>> Begin EXCERPTED RECORDS

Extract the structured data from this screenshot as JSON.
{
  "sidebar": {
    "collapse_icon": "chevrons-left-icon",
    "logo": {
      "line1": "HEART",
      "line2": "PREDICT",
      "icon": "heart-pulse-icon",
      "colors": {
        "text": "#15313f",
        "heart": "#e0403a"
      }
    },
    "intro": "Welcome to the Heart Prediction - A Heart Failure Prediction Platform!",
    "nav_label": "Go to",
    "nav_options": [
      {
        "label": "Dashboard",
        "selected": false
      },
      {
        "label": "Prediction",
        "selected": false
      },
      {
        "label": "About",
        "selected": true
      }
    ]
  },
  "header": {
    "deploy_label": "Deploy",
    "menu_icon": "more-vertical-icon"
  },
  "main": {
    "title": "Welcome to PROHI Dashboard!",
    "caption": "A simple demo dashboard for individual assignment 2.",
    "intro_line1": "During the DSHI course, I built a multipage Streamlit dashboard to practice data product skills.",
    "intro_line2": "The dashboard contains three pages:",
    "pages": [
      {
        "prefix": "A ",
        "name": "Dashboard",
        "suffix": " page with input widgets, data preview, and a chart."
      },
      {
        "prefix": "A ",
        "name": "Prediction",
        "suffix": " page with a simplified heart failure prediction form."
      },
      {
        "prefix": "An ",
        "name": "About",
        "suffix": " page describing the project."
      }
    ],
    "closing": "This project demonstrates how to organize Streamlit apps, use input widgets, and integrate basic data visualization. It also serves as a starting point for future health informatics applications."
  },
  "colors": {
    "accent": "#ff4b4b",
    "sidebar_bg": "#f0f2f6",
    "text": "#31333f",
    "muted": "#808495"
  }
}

>> End EXCERPTED RECORDS

EXERCISE BRIEF: Look for the word "Welcome" and return every line where it occurs.

RESULT OF THIS TASK:
    "intro": "Welcome to the Heart Prediction - A Heart Failure Prediction Platform!",
    "title": "Welcome to PROHI Dashboard!",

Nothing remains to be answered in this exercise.